Figure record extracts:
▼▼▼

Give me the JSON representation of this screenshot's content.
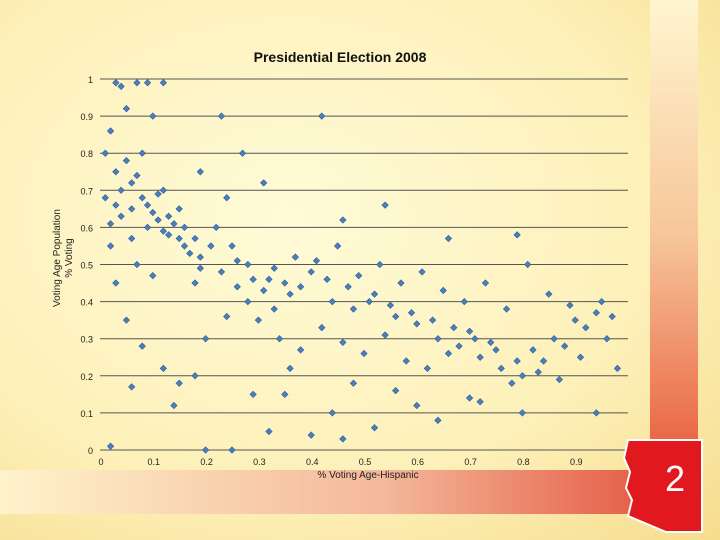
{
  "chart_data": {
    "type": "scatter",
    "title": "Presidential Election 2008",
    "xlabel": "% Voting Age-Hispanic",
    "ylabel_line1": "Voting Age Population",
    "ylabel_line2": "% Voting",
    "xlim": [
      0,
      1
    ],
    "ylim": [
      0,
      1
    ],
    "xticks": [
      "0",
      "0.1",
      "0.2",
      "0.3",
      "0.4",
      "0.5",
      "0.6",
      "0.7",
      "0.8",
      "0.9"
    ],
    "yticks": [
      "0",
      "0.1",
      "0.2",
      "0.3",
      "0.4",
      "0.5",
      "0.6",
      "0.7",
      "0.8",
      "0.9",
      "1"
    ],
    "grid": "horizontal",
    "marker_color": "#4a7ebd",
    "points": [
      [
        0.03,
        0.99
      ],
      [
        0.04,
        0.98
      ],
      [
        0.07,
        0.99
      ],
      [
        0.09,
        0.99
      ],
      [
        0.12,
        0.99
      ],
      [
        0.06,
        0.72
      ],
      [
        0.08,
        0.68
      ],
      [
        0.02,
        0.86
      ],
      [
        0.05,
        0.92
      ],
      [
        0.1,
        0.9
      ],
      [
        0.01,
        0.8
      ],
      [
        0.03,
        0.75
      ],
      [
        0.12,
        0.7
      ],
      [
        0.15,
        0.65
      ],
      [
        0.04,
        0.63
      ],
      [
        0.09,
        0.6
      ],
      [
        0.13,
        0.58
      ],
      [
        0.02,
        0.55
      ],
      [
        0.06,
        0.57
      ],
      [
        0.11,
        0.62
      ],
      [
        0.16,
        0.55
      ],
      [
        0.07,
        0.5
      ],
      [
        0.19,
        0.52
      ],
      [
        0.22,
        0.6
      ],
      [
        0.25,
        0.55
      ],
      [
        0.28,
        0.5
      ],
      [
        0.03,
        0.45
      ],
      [
        0.1,
        0.47
      ],
      [
        0.18,
        0.45
      ],
      [
        0.26,
        0.44
      ],
      [
        0.32,
        0.46
      ],
      [
        0.36,
        0.42
      ],
      [
        0.4,
        0.48
      ],
      [
        0.44,
        0.4
      ],
      [
        0.48,
        0.38
      ],
      [
        0.52,
        0.42
      ],
      [
        0.56,
        0.36
      ],
      [
        0.6,
        0.34
      ],
      [
        0.64,
        0.3
      ],
      [
        0.68,
        0.28
      ],
      [
        0.72,
        0.25
      ],
      [
        0.76,
        0.22
      ],
      [
        0.8,
        0.2
      ],
      [
        0.84,
        0.24
      ],
      [
        0.88,
        0.28
      ],
      [
        0.92,
        0.33
      ],
      [
        0.95,
        0.4
      ],
      [
        0.98,
        0.22
      ],
      [
        0.3,
        0.35
      ],
      [
        0.34,
        0.3
      ],
      [
        0.38,
        0.27
      ],
      [
        0.42,
        0.33
      ],
      [
        0.46,
        0.29
      ],
      [
        0.5,
        0.26
      ],
      [
        0.54,
        0.31
      ],
      [
        0.58,
        0.24
      ],
      [
        0.62,
        0.22
      ],
      [
        0.66,
        0.26
      ],
      [
        0.7,
        0.32
      ],
      [
        0.74,
        0.29
      ],
      [
        0.78,
        0.18
      ],
      [
        0.82,
        0.27
      ],
      [
        0.86,
        0.3
      ],
      [
        0.9,
        0.35
      ],
      [
        0.94,
        0.37
      ],
      [
        0.05,
        0.35
      ],
      [
        0.08,
        0.28
      ],
      [
        0.12,
        0.22
      ],
      [
        0.15,
        0.18
      ],
      [
        0.2,
        0.3
      ],
      [
        0.24,
        0.36
      ],
      [
        0.28,
        0.4
      ],
      [
        0.33,
        0.38
      ],
      [
        0.37,
        0.52
      ],
      [
        0.41,
        0.51
      ],
      [
        0.45,
        0.55
      ],
      [
        0.49,
        0.47
      ],
      [
        0.53,
        0.5
      ],
      [
        0.57,
        0.45
      ],
      [
        0.61,
        0.48
      ],
      [
        0.65,
        0.43
      ],
      [
        0.69,
        0.4
      ],
      [
        0.73,
        0.45
      ],
      [
        0.77,
        0.38
      ],
      [
        0.81,
        0.5
      ],
      [
        0.85,
        0.42
      ],
      [
        0.89,
        0.39
      ],
      [
        0.23,
        0.9
      ],
      [
        0.42,
        0.9
      ],
      [
        0.27,
        0.8
      ],
      [
        0.31,
        0.72
      ],
      [
        0.19,
        0.75
      ],
      [
        0.24,
        0.68
      ],
      [
        0.46,
        0.62
      ],
      [
        0.54,
        0.66
      ],
      [
        0.66,
        0.57
      ],
      [
        0.79,
        0.58
      ],
      [
        0.35,
        0.15
      ],
      [
        0.44,
        0.1
      ],
      [
        0.52,
        0.06
      ],
      [
        0.6,
        0.12
      ],
      [
        0.7,
        0.14
      ],
      [
        0.8,
        0.1
      ],
      [
        0.94,
        0.1
      ],
      [
        0.2,
        0.0
      ],
      [
        0.25,
        0.0
      ],
      [
        0.32,
        0.05
      ],
      [
        0.4,
        0.04
      ],
      [
        0.46,
        0.03
      ],
      [
        0.02,
        0.01
      ],
      [
        0.06,
        0.17
      ],
      [
        0.14,
        0.12
      ],
      [
        0.18,
        0.2
      ],
      [
        0.29,
        0.15
      ],
      [
        0.36,
        0.22
      ],
      [
        0.48,
        0.18
      ],
      [
        0.56,
        0.16
      ],
      [
        0.64,
        0.08
      ],
      [
        0.72,
        0.13
      ],
      [
        0.01,
        0.68
      ],
      [
        0.02,
        0.61
      ],
      [
        0.03,
        0.66
      ],
      [
        0.04,
        0.7
      ],
      [
        0.05,
        0.78
      ],
      [
        0.06,
        0.65
      ],
      [
        0.07,
        0.74
      ],
      [
        0.08,
        0.8
      ],
      [
        0.09,
        0.66
      ],
      [
        0.1,
        0.64
      ],
      [
        0.11,
        0.69
      ],
      [
        0.12,
        0.59
      ],
      [
        0.13,
        0.63
      ],
      [
        0.14,
        0.61
      ],
      [
        0.15,
        0.57
      ],
      [
        0.16,
        0.6
      ],
      [
        0.17,
        0.53
      ],
      [
        0.18,
        0.57
      ],
      [
        0.19,
        0.49
      ],
      [
        0.21,
        0.55
      ],
      [
        0.23,
        0.48
      ],
      [
        0.26,
        0.51
      ],
      [
        0.29,
        0.46
      ],
      [
        0.31,
        0.43
      ],
      [
        0.33,
        0.49
      ],
      [
        0.35,
        0.45
      ],
      [
        0.38,
        0.44
      ],
      [
        0.43,
        0.46
      ],
      [
        0.47,
        0.44
      ],
      [
        0.51,
        0.4
      ],
      [
        0.55,
        0.39
      ],
      [
        0.59,
        0.37
      ],
      [
        0.63,
        0.35
      ],
      [
        0.67,
        0.33
      ],
      [
        0.71,
        0.3
      ],
      [
        0.75,
        0.27
      ],
      [
        0.79,
        0.24
      ],
      [
        0.83,
        0.21
      ],
      [
        0.87,
        0.19
      ],
      [
        0.91,
        0.25
      ],
      [
        0.96,
        0.3
      ],
      [
        0.97,
        0.36
      ]
    ]
  },
  "badge": {
    "number": "2"
  }
}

▲▲▲

Return the records exactly. Don't carry the pictures over.

§ **RESULT FOR THIS EXERCISE**:
Give me the JSON representation of this screenshot's content.
{
  "chart_data": {
    "type": "scatter",
    "title": "Presidential Election 2008",
    "xlabel": "% Voting Age-Hispanic",
    "ylabel_line1": "Voting Age Population",
    "ylabel_line2": "% Voting",
    "xlim": [
      0,
      1
    ],
    "ylim": [
      0,
      1
    ],
    "xticks": [
      "0",
      "0.1",
      "0.2",
      "0.3",
      "0.4",
      "0.5",
      "0.6",
      "0.7",
      "0.8",
      "0.9"
    ],
    "yticks": [
      "0",
      "0.1",
      "0.2",
      "0.3",
      "0.4",
      "0.5",
      "0.6",
      "0.7",
      "0.8",
      "0.9",
      "1"
    ],
    "grid": "horizontal",
    "marker_color": "#4a7ebd",
    "points": [
      [
        0.03,
        0.99
      ],
      [
        0.04,
        0.98
      ],
      [
        0.07,
        0.99
      ],
      [
        0.09,
        0.99
      ],
      [
        0.12,
        0.99
      ],
      [
        0.06,
        0.72
      ],
      [
        0.08,
        0.68
      ],
      [
        0.02,
        0.86
      ],
      [
        0.05,
        0.92
      ],
      [
        0.1,
        0.9
      ],
      [
        0.01,
        0.8
      ],
      [
        0.03,
        0.75
      ],
      [
        0.12,
        0.7
      ],
      [
        0.15,
        0.65
      ],
      [
        0.04,
        0.63
      ],
      [
        0.09,
        0.6
      ],
      [
        0.13,
        0.58
      ],
      [
        0.02,
        0.55
      ],
      [
        0.06,
        0.57
      ],
      [
        0.11,
        0.62
      ],
      [
        0.16,
        0.55
      ],
      [
        0.07,
        0.5
      ],
      [
        0.19,
        0.52
      ],
      [
        0.22,
        0.6
      ],
      [
        0.25,
        0.55
      ],
      [
        0.28,
        0.5
      ],
      [
        0.03,
        0.45
      ],
      [
        0.1,
        0.47
      ],
      [
        0.18,
        0.45
      ],
      [
        0.26,
        0.44
      ],
      [
        0.32,
        0.46
      ],
      [
        0.36,
        0.42
      ],
      [
        0.4,
        0.48
      ],
      [
        0.44,
        0.4
      ],
      [
        0.48,
        0.38
      ],
      [
        0.52,
        0.42
      ],
      [
        0.56,
        0.36
      ],
      [
        0.6,
        0.34
      ],
      [
        0.64,
        0.3
      ],
      [
        0.68,
        0.28
      ],
      [
        0.72,
        0.25
      ],
      [
        0.76,
        0.22
      ],
      [
        0.8,
        0.2
      ],
      [
        0.84,
        0.24
      ],
      [
        0.88,
        0.28
      ],
      [
        0.92,
        0.33
      ],
      [
        0.95,
        0.4
      ],
      [
        0.98,
        0.22
      ],
      [
        0.3,
        0.35
      ],
      [
        0.34,
        0.3
      ],
      [
        0.38,
        0.27
      ],
      [
        0.42,
        0.33
      ],
      [
        0.46,
        0.29
      ],
      [
        0.5,
        0.26
      ],
      [
        0.54,
        0.31
      ],
      [
        0.58,
        0.24
      ],
      [
        0.62,
        0.22
      ],
      [
        0.66,
        0.26
      ],
      [
        0.7,
        0.32
      ],
      [
        0.74,
        0.29
      ],
      [
        0.78,
        0.18
      ],
      [
        0.82,
        0.27
      ],
      [
        0.86,
        0.3
      ],
      [
        0.9,
        0.35
      ],
      [
        0.94,
        0.37
      ],
      [
        0.05,
        0.35
      ],
      [
        0.08,
        0.28
      ],
      [
        0.12,
        0.22
      ],
      [
        0.15,
        0.18
      ],
      [
        0.2,
        0.3
      ],
      [
        0.24,
        0.36
      ],
      [
        0.28,
        0.4
      ],
      [
        0.33,
        0.38
      ],
      [
        0.37,
        0.52
      ],
      [
        0.41,
        0.51
      ],
      [
        0.45,
        0.55
      ],
      [
        0.49,
        0.47
      ],
      [
        0.53,
        0.5
      ],
      [
        0.57,
        0.45
      ],
      [
        0.61,
        0.48
      ],
      [
        0.65,
        0.43
      ],
      [
        0.69,
        0.4
      ],
      [
        0.73,
        0.45
      ],
      [
        0.77,
        0.38
      ],
      [
        0.81,
        0.5
      ],
      [
        0.85,
        0.42
      ],
      [
        0.89,
        0.39
      ],
      [
        0.23,
        0.9
      ],
      [
        0.42,
        0.9
      ],
      [
        0.27,
        0.8
      ],
      [
        0.31,
        0.72
      ],
      [
        0.19,
        0.75
      ],
      [
        0.24,
        0.68
      ],
      [
        0.46,
        0.62
      ],
      [
        0.54,
        0.66
      ],
      [
        0.66,
        0.57
      ],
      [
        0.79,
        0.58
      ],
      [
        0.35,
        0.15
      ],
      [
        0.44,
        0.1
      ],
      [
        0.52,
        0.06
      ],
      [
        0.6,
        0.12
      ],
      [
        0.7,
        0.14
      ],
      [
        0.8,
        0.1
      ],
      [
        0.94,
        0.1
      ],
      [
        0.2,
        0.0
      ],
      [
        0.25,
        0.0
      ],
      [
        0.32,
        0.05
      ],
      [
        0.4,
        0.04
      ],
      [
        0.46,
        0.03
      ],
      [
        0.02,
        0.01
      ],
      [
        0.06,
        0.17
      ],
      [
        0.14,
        0.12
      ],
      [
        0.18,
        0.2
      ],
      [
        0.29,
        0.15
      ],
      [
        0.36,
        0.22
      ],
      [
        0.48,
        0.18
      ],
      [
        0.56,
        0.16
      ],
      [
        0.64,
        0.08
      ],
      [
        0.72,
        0.13
      ],
      [
        0.01,
        0.68
      ],
      [
        0.02,
        0.61
      ],
      [
        0.03,
        0.66
      ],
      [
        0.04,
        0.7
      ],
      [
        0.05,
        0.78
      ],
      [
        0.06,
        0.65
      ],
      [
        0.07,
        0.74
      ],
      [
        0.08,
        0.8
      ],
      [
        0.09,
        0.66
      ],
      [
        0.1,
        0.64
      ],
      [
        0.11,
        0.69
      ],
      [
        0.12,
        0.59
      ],
      [
        0.13,
        0.63
      ],
      [
        0.14,
        0.61
      ],
      [
        0.15,
        0.57
      ],
      [
        0.16,
        0.6
      ],
      [
        0.17,
        0.53
      ],
      [
        0.18,
        0.57
      ],
      [
        0.19,
        0.49
      ],
      [
        0.21,
        0.55
      ],
      [
        0.23,
        0.48
      ],
      [
        0.26,
        0.51
      ],
      [
        0.29,
        0.46
      ],
      [
        0.31,
        0.43
      ],
      [
        0.33,
        0.49
      ],
      [
        0.35,
        0.45
      ],
      [
        0.38,
        0.44
      ],
      [
        0.43,
        0.46
      ],
      [
        0.47,
        0.44
      ],
      [
        0.51,
        0.4
      ],
      [
        0.55,
        0.39
      ],
      [
        0.59,
        0.37
      ],
      [
        0.63,
        0.35
      ],
      [
        0.67,
        0.33
      ],
      [
        0.71,
        0.3
      ],
      [
        0.75,
        0.27
      ],
      [
        0.79,
        0.24
      ],
      [
        0.83,
        0.21
      ],
      [
        0.87,
        0.19
      ],
      [
        0.91,
        0.25
      ],
      [
        0.96,
        0.3
      ],
      [
        0.97,
        0.36
      ]
    ]
  },
  "badge": {
    "number": "2"
  }
}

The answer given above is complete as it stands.